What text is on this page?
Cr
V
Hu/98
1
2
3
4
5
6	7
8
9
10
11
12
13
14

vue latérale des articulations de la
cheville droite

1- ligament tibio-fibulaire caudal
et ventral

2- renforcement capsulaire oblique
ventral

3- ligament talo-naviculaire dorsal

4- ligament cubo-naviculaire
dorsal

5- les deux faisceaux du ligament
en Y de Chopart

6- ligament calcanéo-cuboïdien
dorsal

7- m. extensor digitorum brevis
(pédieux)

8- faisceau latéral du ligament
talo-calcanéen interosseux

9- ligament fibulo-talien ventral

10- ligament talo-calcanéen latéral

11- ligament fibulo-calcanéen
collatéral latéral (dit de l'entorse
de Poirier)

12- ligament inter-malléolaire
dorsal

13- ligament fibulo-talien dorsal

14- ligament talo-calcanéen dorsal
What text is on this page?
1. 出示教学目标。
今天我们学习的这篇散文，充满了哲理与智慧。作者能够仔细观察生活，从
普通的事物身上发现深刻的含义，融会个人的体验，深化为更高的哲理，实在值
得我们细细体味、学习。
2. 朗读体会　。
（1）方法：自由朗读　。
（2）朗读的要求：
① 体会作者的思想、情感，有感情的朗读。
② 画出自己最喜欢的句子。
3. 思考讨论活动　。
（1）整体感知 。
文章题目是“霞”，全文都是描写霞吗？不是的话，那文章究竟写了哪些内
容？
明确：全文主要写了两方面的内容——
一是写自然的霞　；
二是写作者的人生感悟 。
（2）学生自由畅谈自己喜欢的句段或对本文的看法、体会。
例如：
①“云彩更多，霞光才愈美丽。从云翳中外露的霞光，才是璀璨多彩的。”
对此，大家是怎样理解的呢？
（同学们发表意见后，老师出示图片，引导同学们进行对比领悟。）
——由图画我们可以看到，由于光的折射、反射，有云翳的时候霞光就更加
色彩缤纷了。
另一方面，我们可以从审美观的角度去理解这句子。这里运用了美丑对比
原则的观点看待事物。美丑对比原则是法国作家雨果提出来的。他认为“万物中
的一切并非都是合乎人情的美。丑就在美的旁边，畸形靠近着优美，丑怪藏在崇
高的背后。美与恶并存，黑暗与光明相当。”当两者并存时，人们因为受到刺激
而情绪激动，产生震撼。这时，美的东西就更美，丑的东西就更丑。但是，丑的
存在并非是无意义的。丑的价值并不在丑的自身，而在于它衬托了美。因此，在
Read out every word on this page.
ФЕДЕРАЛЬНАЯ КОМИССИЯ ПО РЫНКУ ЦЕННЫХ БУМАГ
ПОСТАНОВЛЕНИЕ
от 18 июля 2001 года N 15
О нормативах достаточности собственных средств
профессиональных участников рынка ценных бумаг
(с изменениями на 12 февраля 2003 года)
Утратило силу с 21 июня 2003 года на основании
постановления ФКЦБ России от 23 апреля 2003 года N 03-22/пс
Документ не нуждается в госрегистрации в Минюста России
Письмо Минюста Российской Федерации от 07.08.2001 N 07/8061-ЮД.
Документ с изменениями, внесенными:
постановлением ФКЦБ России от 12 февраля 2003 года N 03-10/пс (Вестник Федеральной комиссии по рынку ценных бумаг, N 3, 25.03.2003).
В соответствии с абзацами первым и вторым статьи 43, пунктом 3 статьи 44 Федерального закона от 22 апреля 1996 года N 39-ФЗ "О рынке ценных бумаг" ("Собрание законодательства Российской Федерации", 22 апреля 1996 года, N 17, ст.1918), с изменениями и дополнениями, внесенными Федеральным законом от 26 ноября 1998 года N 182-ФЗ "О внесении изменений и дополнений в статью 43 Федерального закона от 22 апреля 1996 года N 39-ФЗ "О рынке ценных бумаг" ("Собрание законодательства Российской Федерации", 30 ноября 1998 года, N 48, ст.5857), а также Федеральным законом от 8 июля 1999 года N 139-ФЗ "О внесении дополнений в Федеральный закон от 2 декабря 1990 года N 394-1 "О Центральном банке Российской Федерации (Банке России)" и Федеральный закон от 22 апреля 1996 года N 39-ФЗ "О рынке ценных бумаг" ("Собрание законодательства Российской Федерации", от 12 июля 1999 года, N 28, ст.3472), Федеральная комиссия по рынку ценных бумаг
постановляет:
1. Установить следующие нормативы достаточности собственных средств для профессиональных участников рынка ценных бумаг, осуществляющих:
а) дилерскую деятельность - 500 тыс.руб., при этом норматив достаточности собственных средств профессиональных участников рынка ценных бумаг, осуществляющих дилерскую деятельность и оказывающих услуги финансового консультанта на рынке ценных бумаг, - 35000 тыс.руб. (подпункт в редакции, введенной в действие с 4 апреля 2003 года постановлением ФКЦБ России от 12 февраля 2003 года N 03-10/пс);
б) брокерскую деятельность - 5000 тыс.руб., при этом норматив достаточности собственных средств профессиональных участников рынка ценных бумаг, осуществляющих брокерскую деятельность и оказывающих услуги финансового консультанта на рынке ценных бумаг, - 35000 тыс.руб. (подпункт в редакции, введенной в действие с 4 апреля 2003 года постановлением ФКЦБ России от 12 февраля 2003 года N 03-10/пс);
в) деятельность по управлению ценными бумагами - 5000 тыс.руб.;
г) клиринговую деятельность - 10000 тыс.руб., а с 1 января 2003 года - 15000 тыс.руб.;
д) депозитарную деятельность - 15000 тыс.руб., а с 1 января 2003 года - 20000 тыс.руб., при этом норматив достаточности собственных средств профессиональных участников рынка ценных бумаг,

┄┄┄┄┄┄┄┄┄┄

■ What this task involves
Identify every line above that includes the word "участников", and show those lines.

■ Solution below
профессиональных участников рынка ценных бумаг
1. Установить следующие нормативы достаточности собственных средств для профессиональных участников рынка ценных бумаг, осуществляющих:
а) дилерскую деятельность - 500 тыс.руб., при этом норматив достаточности собственных средств профессиональных участников рынка ценных бумаг, осуществляющих дилерскую деятельность и оказывающих услуги финансового консультанта на рынке ценных бумаг, - 35000 тыс.руб. (подпункт в редакции, введенной в действие с 4 апреля 2003 года постановлением ФКЦБ России от 12 февраля 2003 года N 03-10/пс);
б) брокерскую деятельность - 5000 тыс.руб., при этом норматив достаточности собственных средств профессиональных участников рынка ценных бумаг, осуществляющих брокерскую деятельность и оказывающих услуги финансового консультанта на рынке ценных бумаг, - 35000 тыс.руб. (подпункт в редакции, введенной в действие с 4 апреля 2003 года постановлением ФКЦБ России от 12 февраля 2003 года N 03-10/пс);
д) депозитарную деятельность - 15000 тыс.руб., а с 1 января 2003 года - 20000 тыс.руб., при этом норматив достаточности собственных средств профессиональных участников рынка ценных бумаг,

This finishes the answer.